▸ **Your task**
Leave every picture out and write out the records below exactly.

── Raw records ──

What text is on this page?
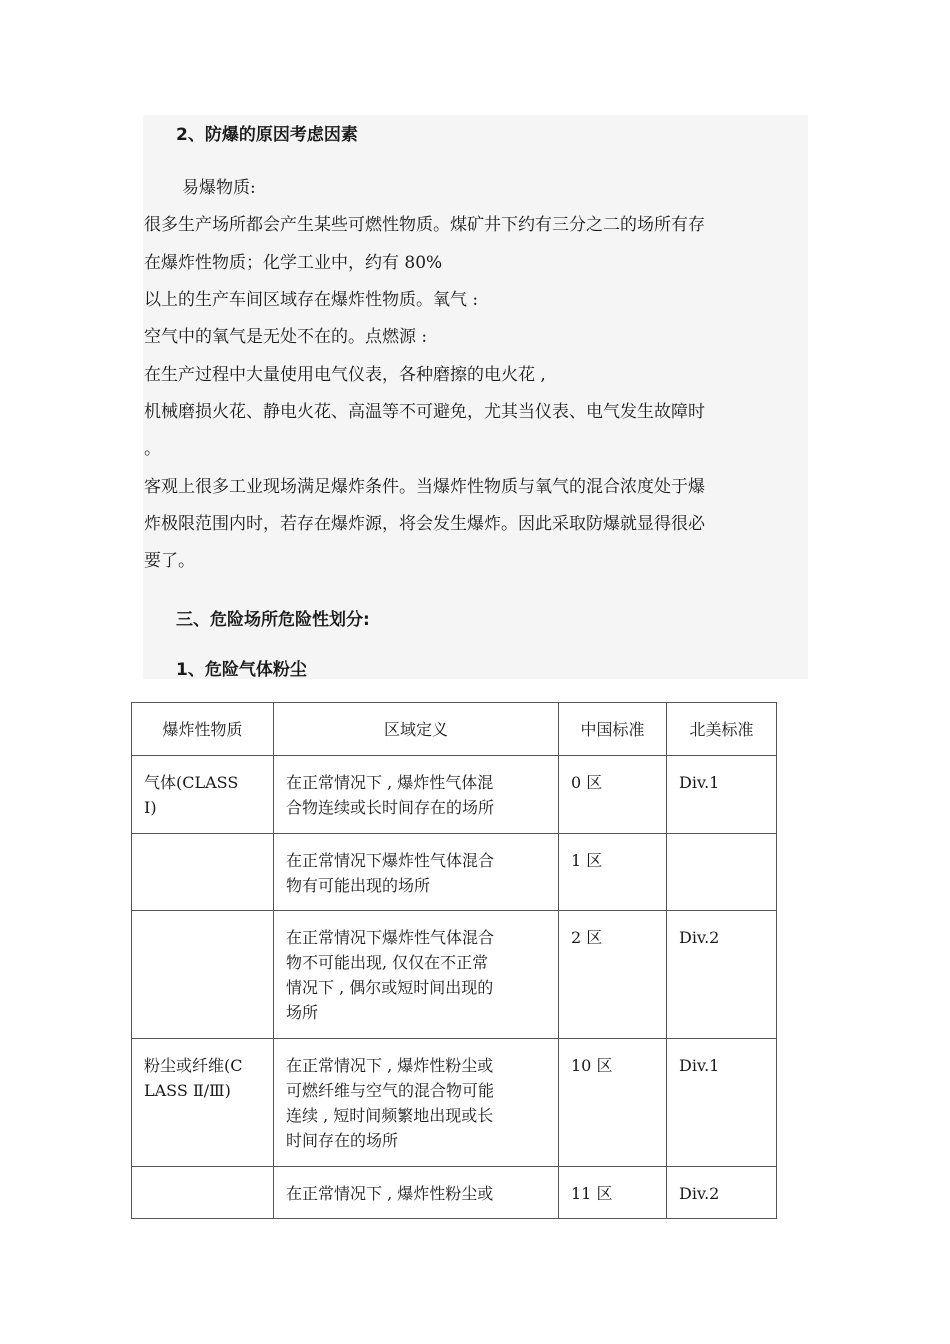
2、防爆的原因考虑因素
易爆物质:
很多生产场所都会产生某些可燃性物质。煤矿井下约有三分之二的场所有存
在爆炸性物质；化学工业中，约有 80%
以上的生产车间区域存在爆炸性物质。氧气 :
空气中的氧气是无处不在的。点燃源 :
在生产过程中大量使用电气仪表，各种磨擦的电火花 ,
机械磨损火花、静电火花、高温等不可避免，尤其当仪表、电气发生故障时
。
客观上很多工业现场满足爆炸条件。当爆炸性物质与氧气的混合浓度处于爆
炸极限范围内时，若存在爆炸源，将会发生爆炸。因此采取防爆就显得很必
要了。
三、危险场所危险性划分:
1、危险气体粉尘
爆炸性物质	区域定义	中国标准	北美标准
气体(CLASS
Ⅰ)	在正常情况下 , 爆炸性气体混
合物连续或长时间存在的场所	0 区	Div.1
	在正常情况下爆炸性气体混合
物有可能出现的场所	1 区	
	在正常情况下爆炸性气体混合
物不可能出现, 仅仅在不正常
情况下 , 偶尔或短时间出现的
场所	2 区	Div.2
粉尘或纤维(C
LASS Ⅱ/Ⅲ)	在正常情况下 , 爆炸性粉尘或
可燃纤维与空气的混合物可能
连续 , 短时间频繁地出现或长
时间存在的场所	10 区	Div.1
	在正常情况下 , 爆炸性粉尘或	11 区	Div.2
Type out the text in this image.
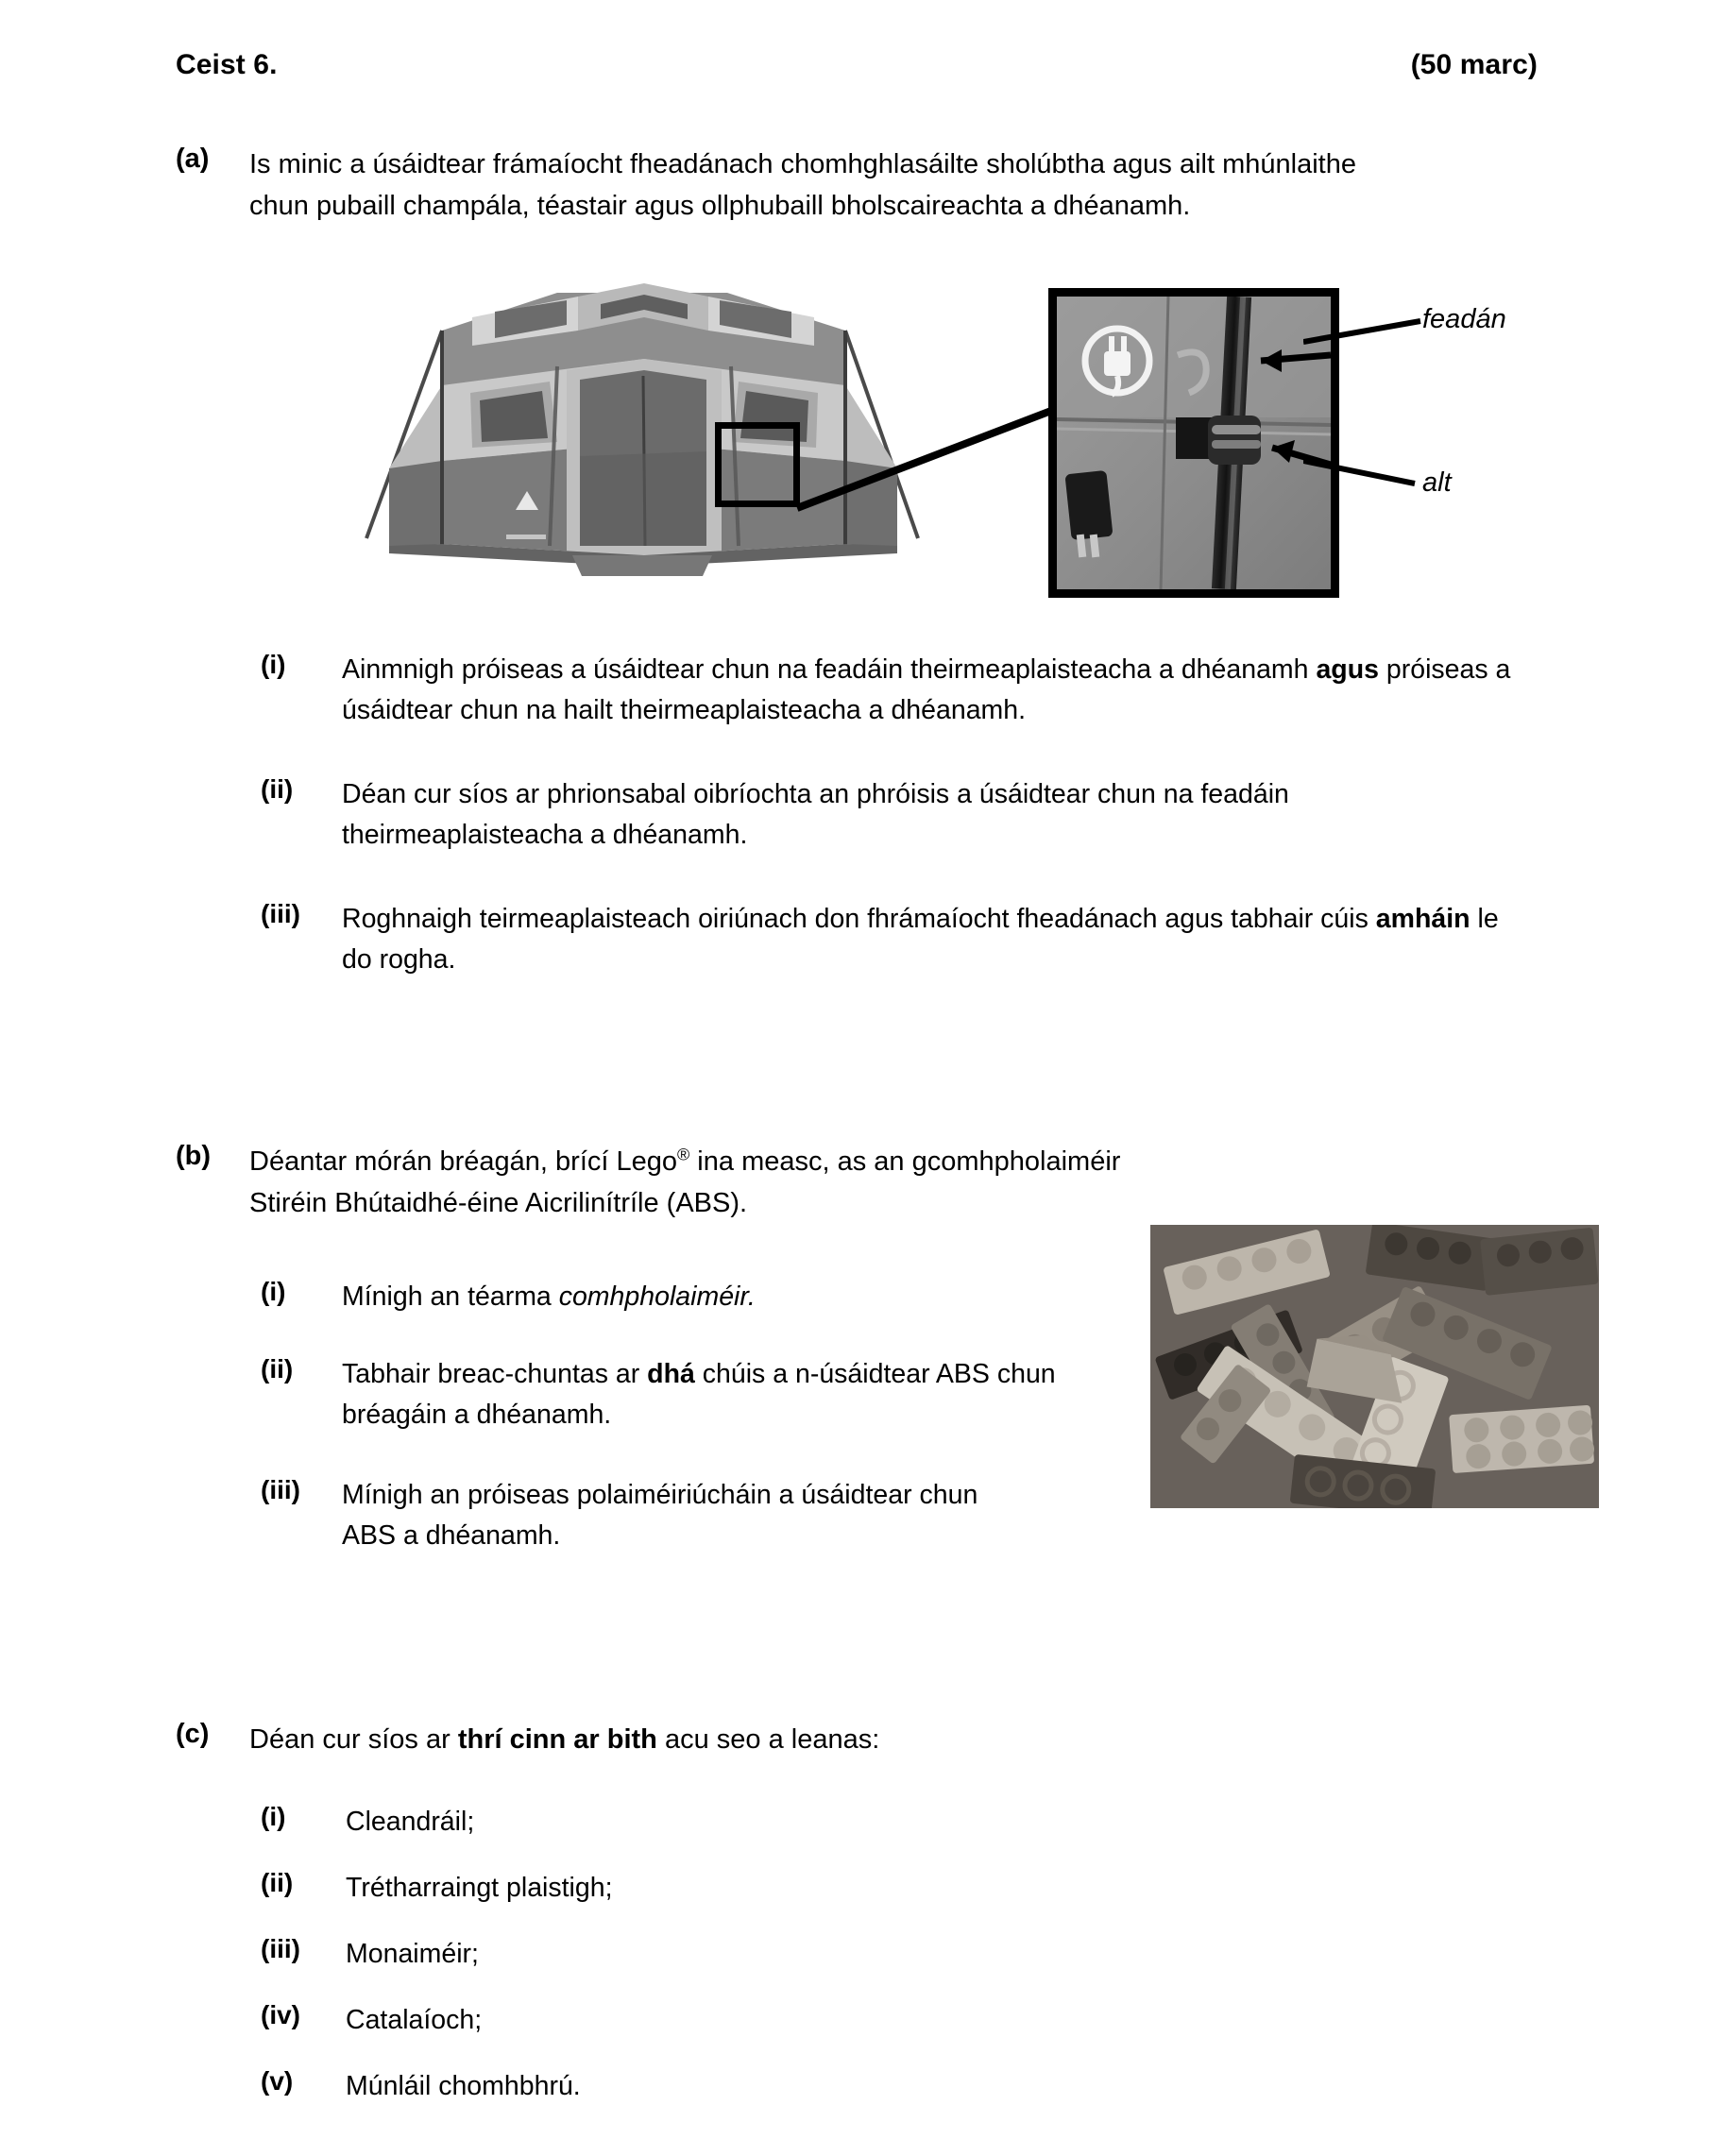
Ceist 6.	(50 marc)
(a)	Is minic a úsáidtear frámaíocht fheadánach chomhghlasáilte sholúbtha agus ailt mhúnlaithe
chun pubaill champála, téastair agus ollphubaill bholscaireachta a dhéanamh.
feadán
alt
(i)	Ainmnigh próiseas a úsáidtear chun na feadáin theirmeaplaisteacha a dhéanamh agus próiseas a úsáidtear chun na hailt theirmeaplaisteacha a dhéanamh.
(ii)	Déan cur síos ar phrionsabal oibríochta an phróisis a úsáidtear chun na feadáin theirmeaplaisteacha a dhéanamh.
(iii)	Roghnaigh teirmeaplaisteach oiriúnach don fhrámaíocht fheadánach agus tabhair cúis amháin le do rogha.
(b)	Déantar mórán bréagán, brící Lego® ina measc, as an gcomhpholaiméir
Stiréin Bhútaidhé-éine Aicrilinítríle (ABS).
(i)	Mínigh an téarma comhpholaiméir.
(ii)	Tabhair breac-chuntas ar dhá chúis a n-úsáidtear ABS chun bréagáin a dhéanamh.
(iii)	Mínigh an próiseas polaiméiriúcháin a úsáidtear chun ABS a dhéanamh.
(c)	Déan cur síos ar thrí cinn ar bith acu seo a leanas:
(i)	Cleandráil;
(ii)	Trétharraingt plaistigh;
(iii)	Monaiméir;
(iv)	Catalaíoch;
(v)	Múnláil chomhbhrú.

───

▸ **The response**
What text is on this page?
2、防爆的原因考虑因素
易爆物质:
很多生产场所都会产生某些可燃性物质。煤矿井下约有三分之二的场所有存
在爆炸性物质；化学工业中，约有 80%
以上的生产车间区域存在爆炸性物质。氧气 :
空气中的氧气是无处不在的。点燃源 :
在生产过程中大量使用电气仪表，各种磨擦的电火花 ,
机械磨损火花、静电火花、高温等不可避免，尤其当仪表、电气发生故障时
。
客观上很多工业现场满足爆炸条件。当爆炸性物质与氧气的混合浓度处于爆
炸极限范围内时，若存在爆炸源，将会发生爆炸。因此采取防爆就显得很必
要了。
三、危险场所危险性划分:
1、危险气体粉尘
爆炸性物质	区域定义	中国标准	北美标准
气体(CLASS
Ⅰ)	在正常情况下 , 爆炸性气体混
合物连续或长时间存在的场所	0 区	Div.1
	在正常情况下爆炸性气体混合
物有可能出现的场所	1 区	
	在正常情况下爆炸性气体混合
物不可能出现, 仅仅在不正常
情况下 , 偶尔或短时间出现的
场所	2 区	Div.2
粉尘或纤维(C
LASS Ⅱ/Ⅲ)	在正常情况下 , 爆炸性粉尘或
可燃纤维与空气的混合物可能
连续 , 短时间频繁地出现或长
时间存在的场所	10 区	Div.1
	在正常情况下 , 爆炸性粉尘或	11 区	Div.2
Type out the text in this image.
Ceist 6.	(50 marc)
(a)	Is minic a úsáidtear frámaíocht fheadánach chomhghlasáilte sholúbtha agus ailt mhúnlaithe
chun pubaill champála, téastair agus ollphubaill bholscaireachta a dhéanamh.
feadán
alt
(i)	Ainmnigh próiseas a úsáidtear chun na feadáin theirmeaplaisteacha a dhéanamh agus próiseas a úsáidtear chun na hailt theirmeaplaisteacha a dhéanamh.
(ii)	Déan cur síos ar phrionsabal oibríochta an phróisis a úsáidtear chun na feadáin theirmeaplaisteacha a dhéanamh.
(iii)	Roghnaigh teirmeaplaisteach oiriúnach don fhrámaíocht fheadánach agus tabhair cúis amháin le do rogha.
(b)	Déantar mórán bréagán, brící Lego® ina measc, as an gcomhpholaiméir
Stiréin Bhútaidhé-éine Aicrilinítríle (ABS).
(i)	Mínigh an téarma comhpholaiméir.
(ii)	Tabhair breac-chuntas ar dhá chúis a n-úsáidtear ABS chun bréagáin a dhéanamh.
(iii)	Mínigh an próiseas polaiméiriúcháin a úsáidtear chun ABS a dhéanamh.
(c)	Déan cur síos ar thrí cinn ar bith acu seo a leanas:
(i)	Cleandráil;
(ii)	Trétharraingt plaistigh;
(iii)	Monaiméir;
(iv)	Catalaíoch;
(v)	Múnláil chomhbhrú.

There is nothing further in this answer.